## TASK PROMPT
Copy out each line featuring the string "with" from the entries beneath.
• • • • • • •
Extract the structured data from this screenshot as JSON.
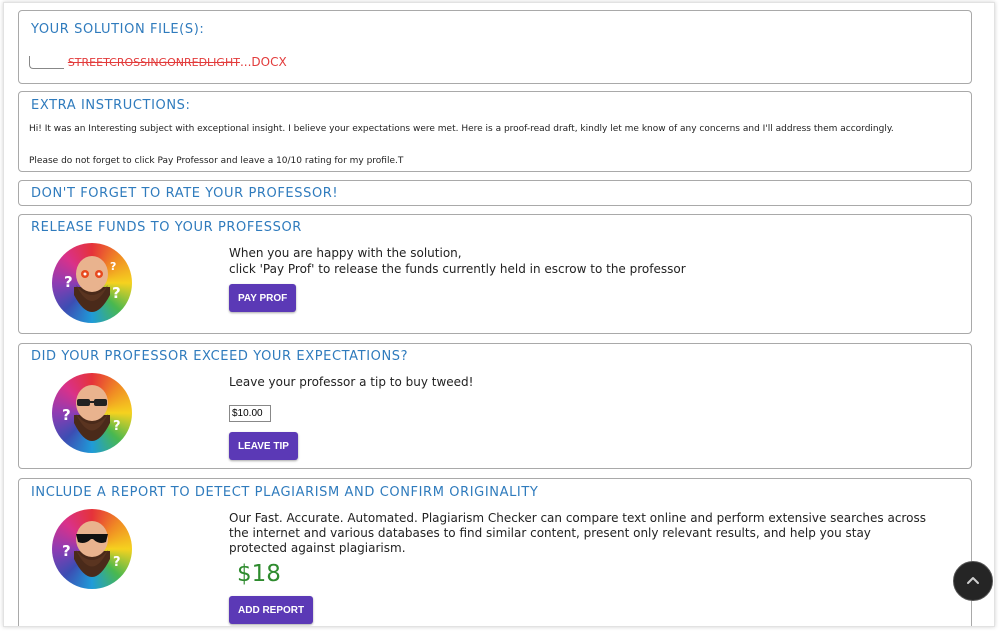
{
  "solution": {
    "heading": "YOUR SOLUTION FILE(S):",
    "file_name": "STREETCROSSINGONREDLIGHT",
    "file_ext": "...DOCX"
  },
  "extra": {
    "heading": "EXTRA INSTRUCTIONS:",
    "line1": "Hi! It was an Interesting subject with exceptional insight. I believe your expectations were met. Here is a proof-read draft, kindly let me know of any concerns and I'll address them accordingly.",
    "line2": "Please do not forget to click Pay Professor and leave a 10/10 rating for my profile.T"
  },
  "rate": {
    "heading": "DON'T FORGET TO RATE YOUR PROFESSOR!"
  },
  "release": {
    "heading": "RELEASE FUNDS TO YOUR PROFESSOR",
    "line1": "When you are happy with the solution,",
    "line2": "click 'Pay Prof' to release the funds currently held in escrow to the professor",
    "button": "PAY PROF"
  },
  "tip": {
    "heading": "DID YOUR PROFESSOR EXCEED YOUR EXPECTATIONS?",
    "text": "Leave your professor a tip to buy tweed!",
    "input_value": "$10.00",
    "button": "LEAVE TIP"
  },
  "report": {
    "heading": "INCLUDE A REPORT TO DETECT PLAGIARISM AND CONFIRM ORIGINALITY",
    "text": "Our Fast. Accurate. Automated. Plagiarism Checker can compare text online and perform extensive searches across the internet and various databases to find similar content, present only relevant results, and help you stay protected against plagiarism.",
    "price": "$18",
    "button": "ADD REPORT"
  },
  "icons": {
    "avatar": "bald-bearded-professor-avatar",
    "scroll_top": "chevron-up-icon"
  }
}
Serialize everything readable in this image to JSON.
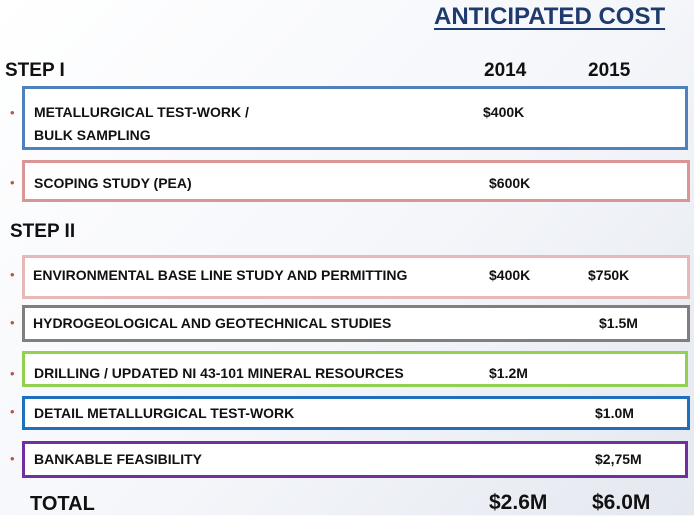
{
  "title": "ANTICIPATED COST",
  "header": {
    "step1": "STEP I",
    "step2": "STEP II",
    "year1": "2014",
    "year2": "2015"
  },
  "bullet": "•",
  "colors": {
    "title": "#1f3a6e",
    "bullet": "#c0504d",
    "blue": "#4f81bd",
    "rose": "#d99694",
    "pink": "#e6b9b8",
    "gray": "#7f7f7f",
    "green": "#92d050",
    "darkblue": "#1f6fbf",
    "purple": "#7030a0"
  },
  "items": [
    {
      "label_line1": "METALLURGICAL TEST-WORK /",
      "label_line2": "BULK SAMPLING",
      "v2014": "$400K",
      "v2015": ""
    },
    {
      "label": "SCOPING STUDY (PEA)",
      "v2014": "$600K",
      "v2015": ""
    },
    {
      "label": "ENVIRONMENTAL BASE LINE STUDY AND PERMITTING",
      "v2014": "$400K",
      "v2015": "$750K"
    },
    {
      "label": "HYDROGEOLOGICAL AND GEOTECHNICAL STUDIES",
      "v2014": "",
      "v2015": "$1.5M"
    },
    {
      "label": "DRILLING / UPDATED NI 43-101 MINERAL RESOURCES",
      "v2014": "$1.2M",
      "v2015": ""
    },
    {
      "label": "DETAIL METALLURGICAL TEST-WORK",
      "v2014": "",
      "v2015": "$1.0M"
    },
    {
      "label": "BANKABLE FEASIBILITY",
      "v2014": "",
      "v2015": "$2,75M"
    }
  ],
  "total": {
    "label": "TOTAL",
    "v2014": "$2.6M",
    "v2015": "$6.0M"
  }
}
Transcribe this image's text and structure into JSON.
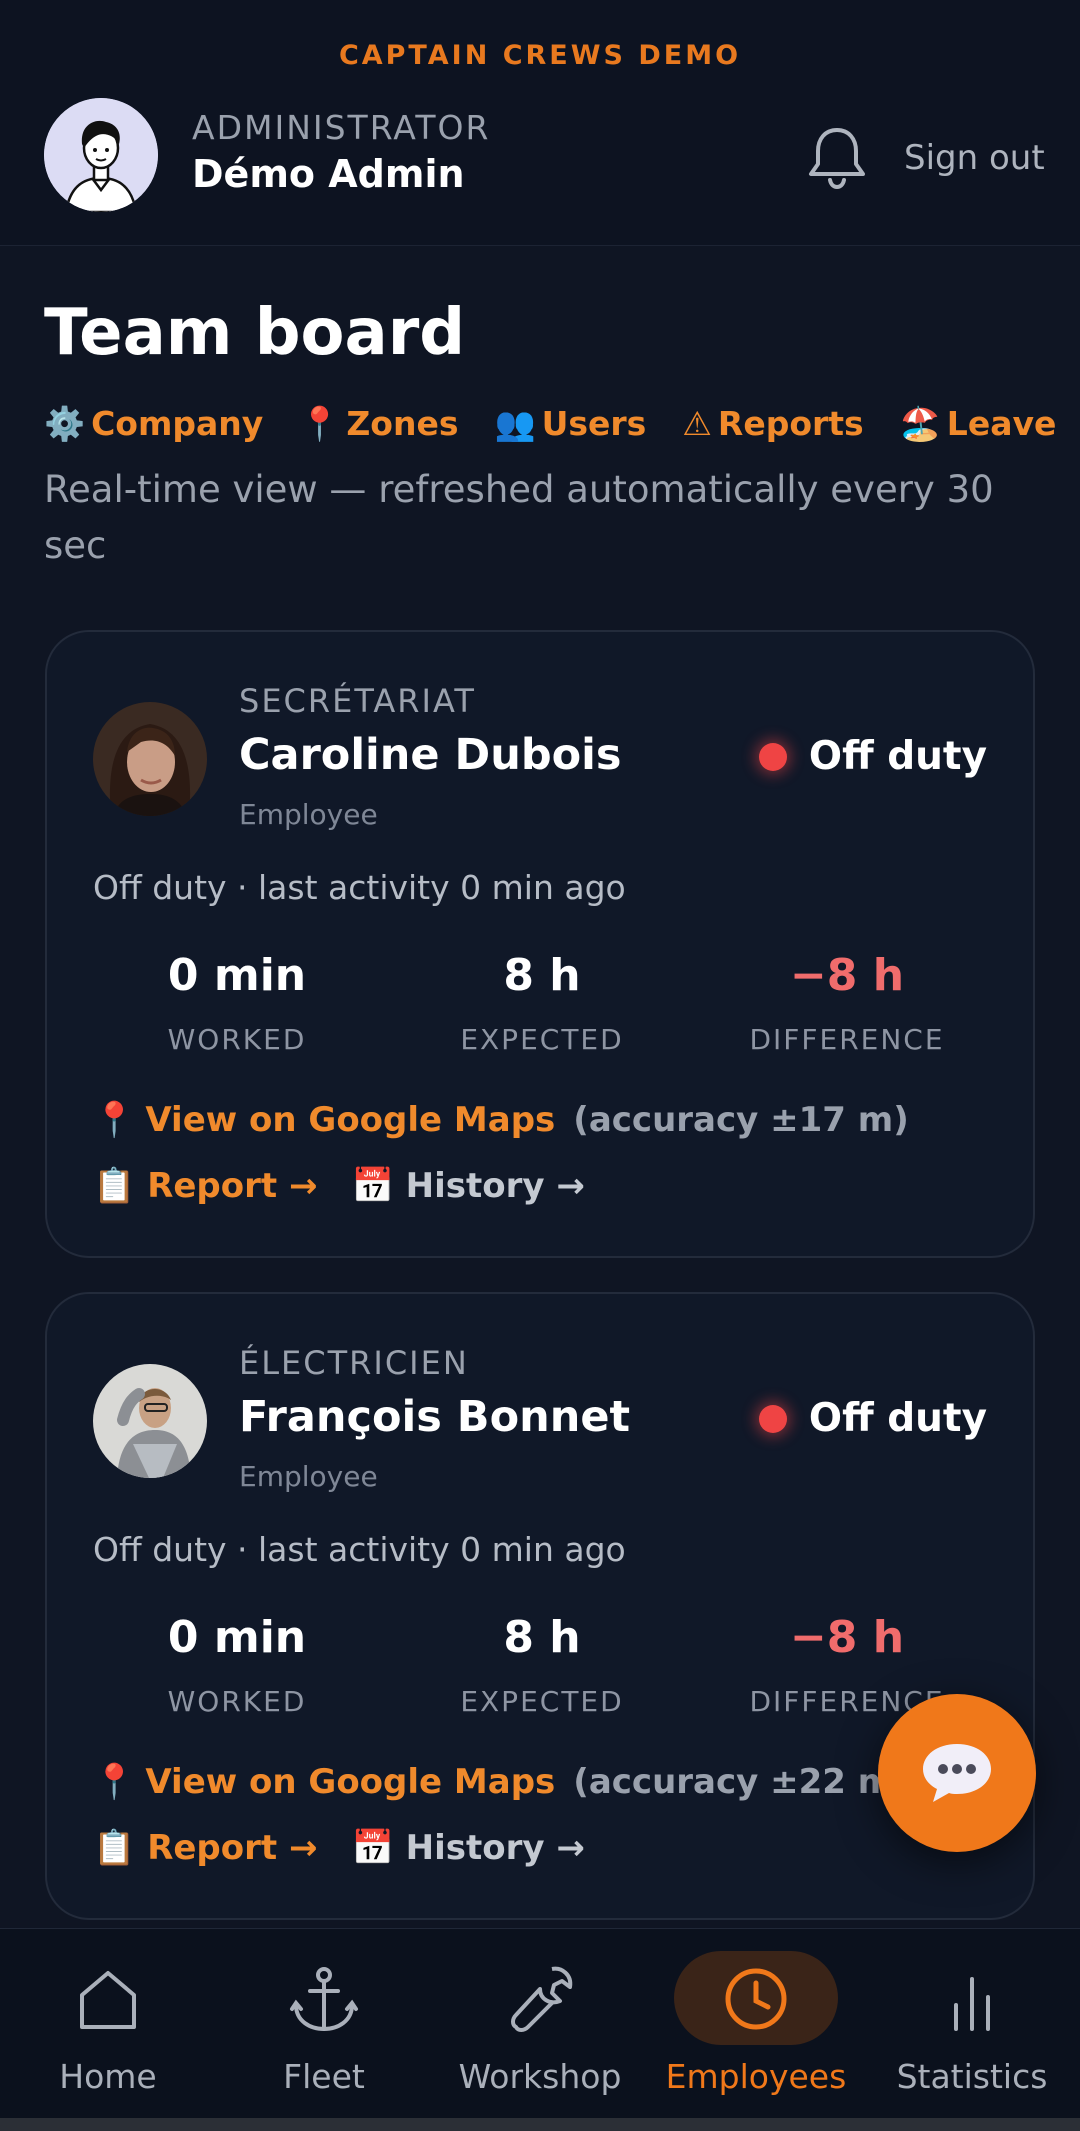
{
  "header": {
    "brand": "CAPTAIN CREWS DEMO",
    "role": "ADMINISTRATOR",
    "user_name": "Démo Admin",
    "sign_out": "Sign out"
  },
  "page": {
    "title": "Team board",
    "links": [
      {
        "icon": "⚙️",
        "label": "Company"
      },
      {
        "icon": "📍",
        "label": "Zones"
      },
      {
        "icon": "👥",
        "label": "Users"
      },
      {
        "icon": "⚠",
        "label": "Reports"
      },
      {
        "icon": "🏖️",
        "label": "Leave"
      }
    ],
    "subtitle": "Real-time view — refreshed automatically every 30 sec"
  },
  "employees": [
    {
      "department": "SECRÉTARIAT",
      "name": "Caroline Dubois",
      "role": "Employee",
      "status": "Off duty",
      "activity": "Off duty · last activity 0 min ago",
      "worked_value": "0 min",
      "worked_label": "WORKED",
      "expected_value": "8 h",
      "expected_label": "EXPECTED",
      "difference_value": "−8 h",
      "difference_label": "DIFFERENCE",
      "maps_icon": "📍",
      "maps_label": "View on Google Maps",
      "accuracy": "(accuracy ±17 m)",
      "report_icon": "📋",
      "report_label": "Report →",
      "history_icon": "📅",
      "history_label": "History →"
    },
    {
      "department": "ÉLECTRICIEN",
      "name": "François Bonnet",
      "role": "Employee",
      "status": "Off duty",
      "activity": "Off duty · last activity 0 min ago",
      "worked_value": "0 min",
      "worked_label": "WORKED",
      "expected_value": "8 h",
      "expected_label": "EXPECTED",
      "difference_value": "−8 h",
      "difference_label": "DIFFERENCE",
      "maps_icon": "📍",
      "maps_label": "View on Google Maps",
      "accuracy": "(accuracy ±22 m)",
      "report_icon": "📋",
      "report_label": "Report →",
      "history_icon": "📅",
      "history_label": "History →"
    }
  ],
  "nav": [
    {
      "label": "Home",
      "icon": "home-icon"
    },
    {
      "label": "Fleet",
      "icon": "anchor-icon"
    },
    {
      "label": "Workshop",
      "icon": "wrench-icon"
    },
    {
      "label": "Employees",
      "icon": "clock-icon",
      "active": true
    },
    {
      "label": "Statistics",
      "icon": "bar-chart-icon"
    }
  ],
  "colors": {
    "accent": "#f0781a",
    "background": "#0f1523",
    "status_off": "#ef4444",
    "negative": "#f06c6c"
  }
}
• • • • • • •
## RESULT OF THE EXERCISE
    "line1": "Hi! It was an Interesting subject with exceptional insight. I believe your expectations were met. Here is a proof-read draft, kindly let me know of any concerns and I'll address them accordingly.",
    "line1": "When you are happy with the solution,",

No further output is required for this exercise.